The word "nuclear" occurs in some lines of the listing. Copy those lines.
----- Supplied records -----
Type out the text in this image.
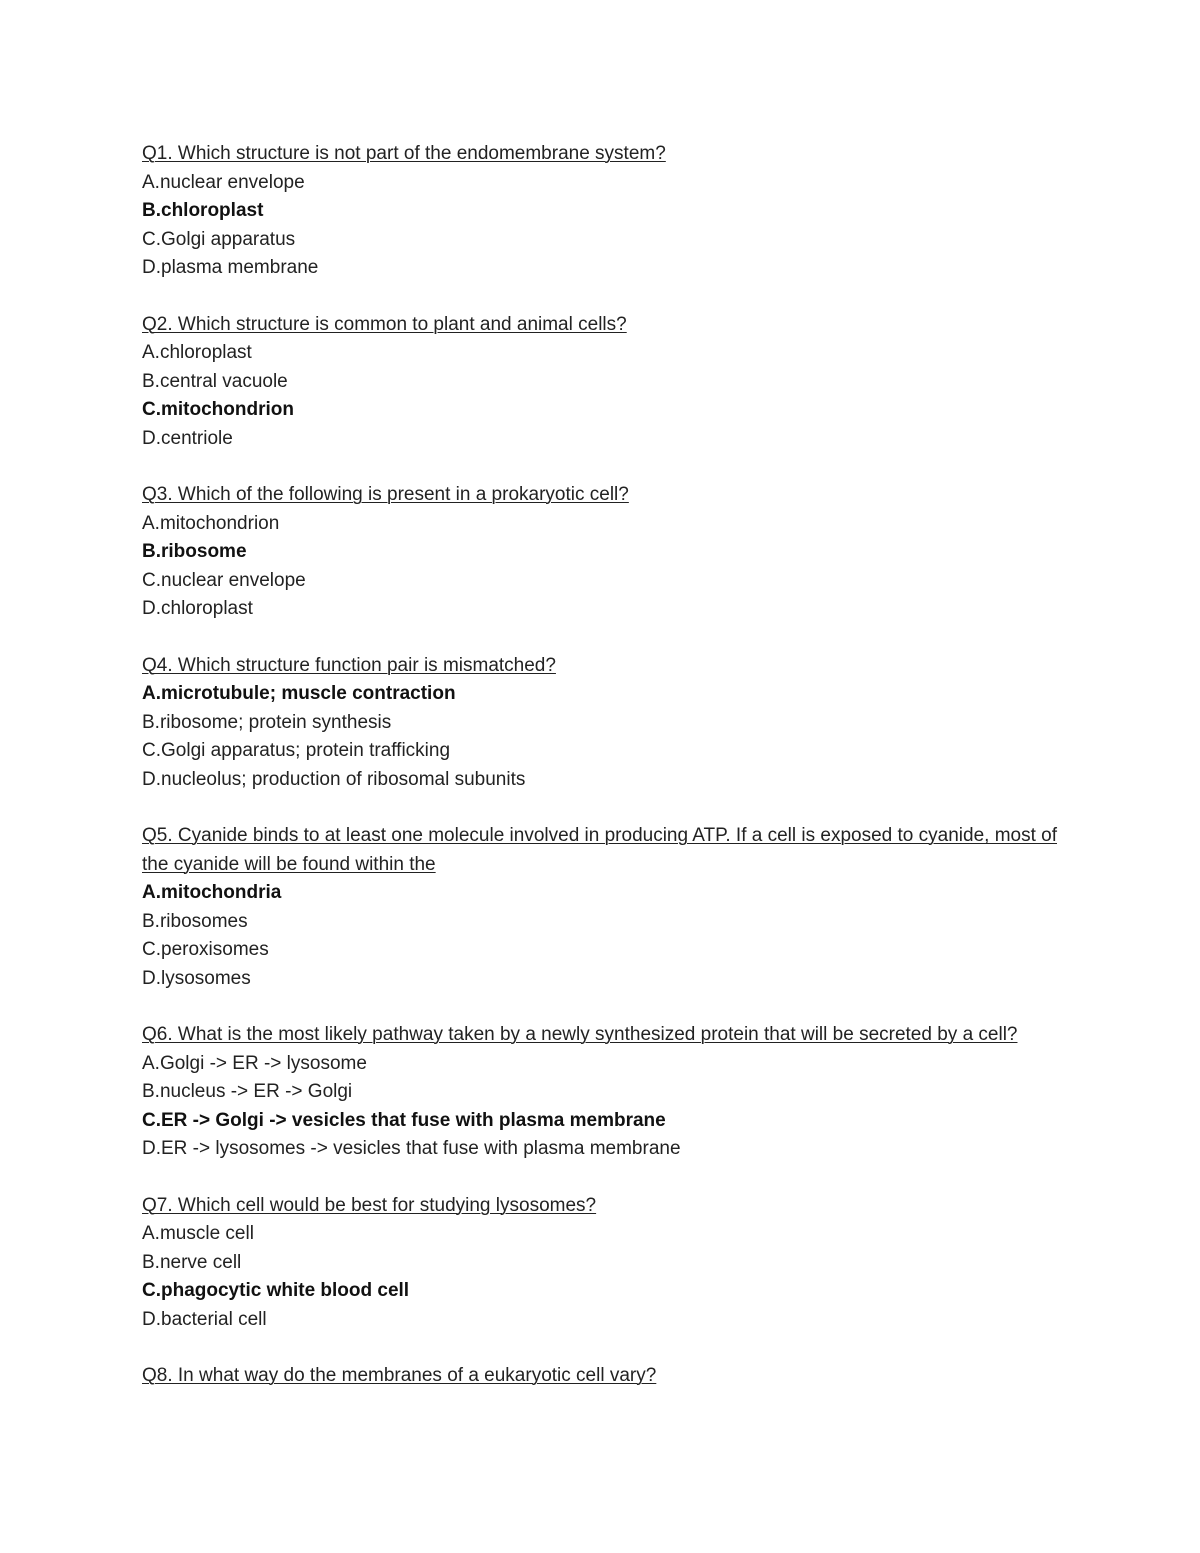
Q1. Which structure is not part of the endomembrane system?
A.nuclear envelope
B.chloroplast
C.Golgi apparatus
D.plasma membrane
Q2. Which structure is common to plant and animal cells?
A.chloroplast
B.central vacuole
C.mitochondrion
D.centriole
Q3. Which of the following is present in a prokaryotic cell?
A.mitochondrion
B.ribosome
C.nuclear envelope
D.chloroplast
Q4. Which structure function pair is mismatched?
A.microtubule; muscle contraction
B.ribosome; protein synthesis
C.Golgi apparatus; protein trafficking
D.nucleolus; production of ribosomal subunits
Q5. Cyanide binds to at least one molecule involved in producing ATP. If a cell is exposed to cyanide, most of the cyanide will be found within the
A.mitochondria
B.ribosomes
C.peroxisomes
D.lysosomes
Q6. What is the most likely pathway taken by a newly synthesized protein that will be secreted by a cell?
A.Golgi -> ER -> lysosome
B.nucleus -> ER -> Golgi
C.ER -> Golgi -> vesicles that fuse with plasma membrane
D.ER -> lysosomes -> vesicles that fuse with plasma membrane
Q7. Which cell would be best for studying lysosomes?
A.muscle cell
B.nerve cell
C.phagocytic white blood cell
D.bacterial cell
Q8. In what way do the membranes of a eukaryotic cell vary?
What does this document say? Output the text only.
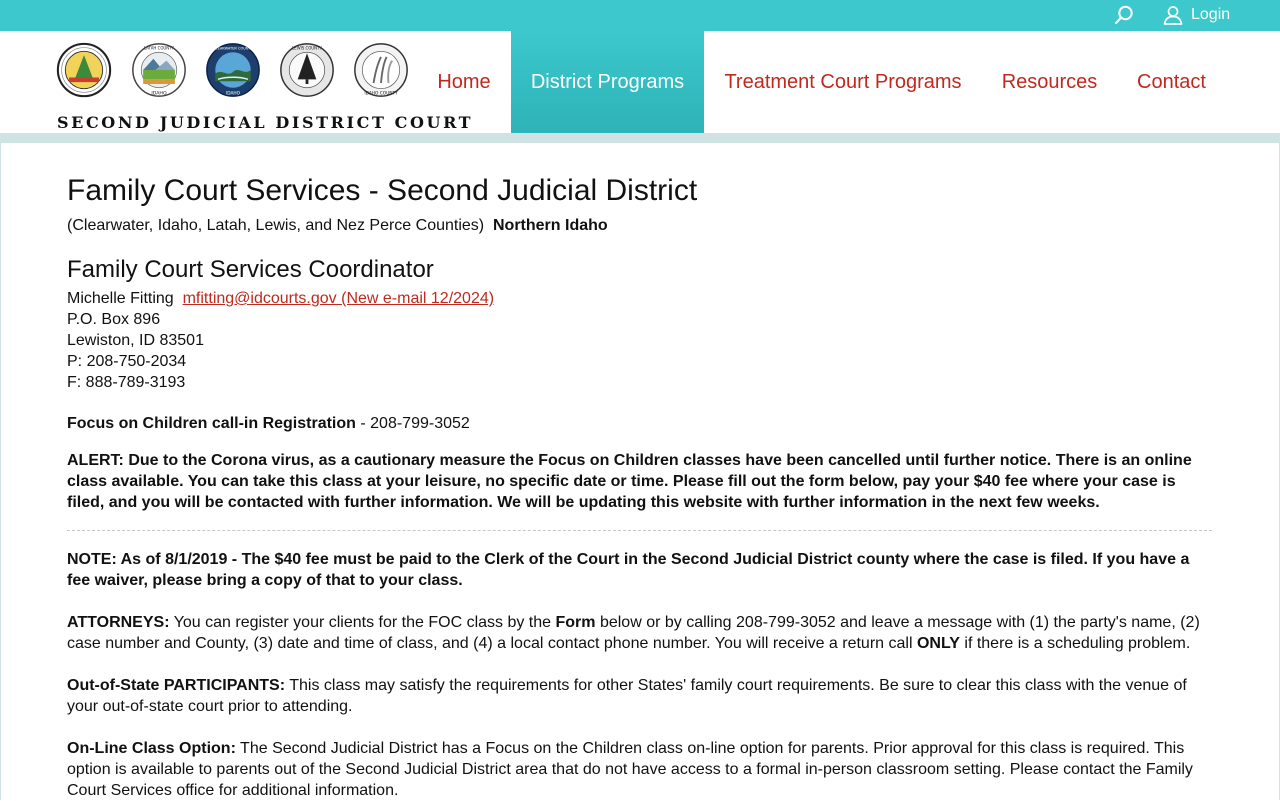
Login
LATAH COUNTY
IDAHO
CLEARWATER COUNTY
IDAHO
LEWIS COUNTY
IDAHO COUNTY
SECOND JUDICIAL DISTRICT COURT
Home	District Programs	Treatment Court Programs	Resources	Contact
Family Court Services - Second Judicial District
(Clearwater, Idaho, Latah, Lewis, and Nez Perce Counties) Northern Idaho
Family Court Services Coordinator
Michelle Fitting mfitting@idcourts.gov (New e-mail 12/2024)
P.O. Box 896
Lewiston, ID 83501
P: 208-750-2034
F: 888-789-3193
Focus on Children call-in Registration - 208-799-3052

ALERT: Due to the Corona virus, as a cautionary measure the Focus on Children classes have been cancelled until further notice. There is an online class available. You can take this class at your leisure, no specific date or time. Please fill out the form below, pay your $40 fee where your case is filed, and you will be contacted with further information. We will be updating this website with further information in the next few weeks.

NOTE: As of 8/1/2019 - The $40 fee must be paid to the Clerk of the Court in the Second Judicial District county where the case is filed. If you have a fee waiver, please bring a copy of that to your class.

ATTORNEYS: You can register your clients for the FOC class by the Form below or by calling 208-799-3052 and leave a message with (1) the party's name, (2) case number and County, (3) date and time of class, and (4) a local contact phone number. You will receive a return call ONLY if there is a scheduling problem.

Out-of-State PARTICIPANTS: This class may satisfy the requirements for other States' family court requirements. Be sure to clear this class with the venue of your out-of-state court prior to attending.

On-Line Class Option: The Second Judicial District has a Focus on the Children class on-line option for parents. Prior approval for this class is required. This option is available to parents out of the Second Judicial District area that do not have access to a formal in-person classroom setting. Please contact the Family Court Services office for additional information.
-----
----- Supplied records -----
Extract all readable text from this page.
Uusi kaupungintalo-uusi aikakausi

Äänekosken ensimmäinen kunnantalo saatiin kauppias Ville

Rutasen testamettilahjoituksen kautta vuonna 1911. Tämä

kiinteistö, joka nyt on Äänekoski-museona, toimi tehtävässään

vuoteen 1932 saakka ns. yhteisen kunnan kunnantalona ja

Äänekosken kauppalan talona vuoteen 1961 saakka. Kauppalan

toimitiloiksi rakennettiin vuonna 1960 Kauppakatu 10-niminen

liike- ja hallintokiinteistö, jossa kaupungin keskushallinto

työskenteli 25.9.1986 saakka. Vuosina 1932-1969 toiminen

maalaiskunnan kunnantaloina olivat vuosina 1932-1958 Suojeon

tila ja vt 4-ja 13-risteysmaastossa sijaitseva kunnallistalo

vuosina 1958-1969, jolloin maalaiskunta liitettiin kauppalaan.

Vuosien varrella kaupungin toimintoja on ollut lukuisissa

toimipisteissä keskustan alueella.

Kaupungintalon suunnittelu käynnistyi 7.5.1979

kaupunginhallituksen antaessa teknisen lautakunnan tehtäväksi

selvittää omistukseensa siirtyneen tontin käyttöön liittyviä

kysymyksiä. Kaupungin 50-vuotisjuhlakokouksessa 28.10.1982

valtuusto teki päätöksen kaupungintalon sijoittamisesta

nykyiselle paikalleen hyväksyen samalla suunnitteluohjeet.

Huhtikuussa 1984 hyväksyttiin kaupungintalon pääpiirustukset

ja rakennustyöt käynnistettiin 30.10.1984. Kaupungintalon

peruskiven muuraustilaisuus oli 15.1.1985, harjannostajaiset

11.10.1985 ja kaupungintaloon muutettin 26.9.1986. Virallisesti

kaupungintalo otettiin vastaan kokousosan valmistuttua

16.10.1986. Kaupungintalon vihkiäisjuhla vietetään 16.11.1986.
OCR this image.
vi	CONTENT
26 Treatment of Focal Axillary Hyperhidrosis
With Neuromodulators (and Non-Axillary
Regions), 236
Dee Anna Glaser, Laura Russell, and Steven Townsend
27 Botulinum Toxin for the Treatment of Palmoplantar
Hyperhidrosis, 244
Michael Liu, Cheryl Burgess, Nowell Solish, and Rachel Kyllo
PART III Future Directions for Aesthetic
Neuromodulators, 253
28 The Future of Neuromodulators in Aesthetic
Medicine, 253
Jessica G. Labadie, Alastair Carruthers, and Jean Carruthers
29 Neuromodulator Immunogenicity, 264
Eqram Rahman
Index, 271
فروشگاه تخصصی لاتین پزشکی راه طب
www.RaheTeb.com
-----
----- Supplied records -----
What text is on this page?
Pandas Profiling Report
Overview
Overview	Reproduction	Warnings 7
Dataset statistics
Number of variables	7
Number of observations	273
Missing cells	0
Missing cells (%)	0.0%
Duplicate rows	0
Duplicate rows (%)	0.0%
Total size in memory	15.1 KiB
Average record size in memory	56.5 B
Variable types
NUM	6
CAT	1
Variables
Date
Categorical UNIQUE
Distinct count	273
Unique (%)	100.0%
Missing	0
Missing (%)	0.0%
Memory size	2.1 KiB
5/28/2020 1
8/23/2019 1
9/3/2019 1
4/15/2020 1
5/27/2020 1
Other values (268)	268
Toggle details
-----
Answer to the exercise:
A.nuclear envelope
C.nuclear envelope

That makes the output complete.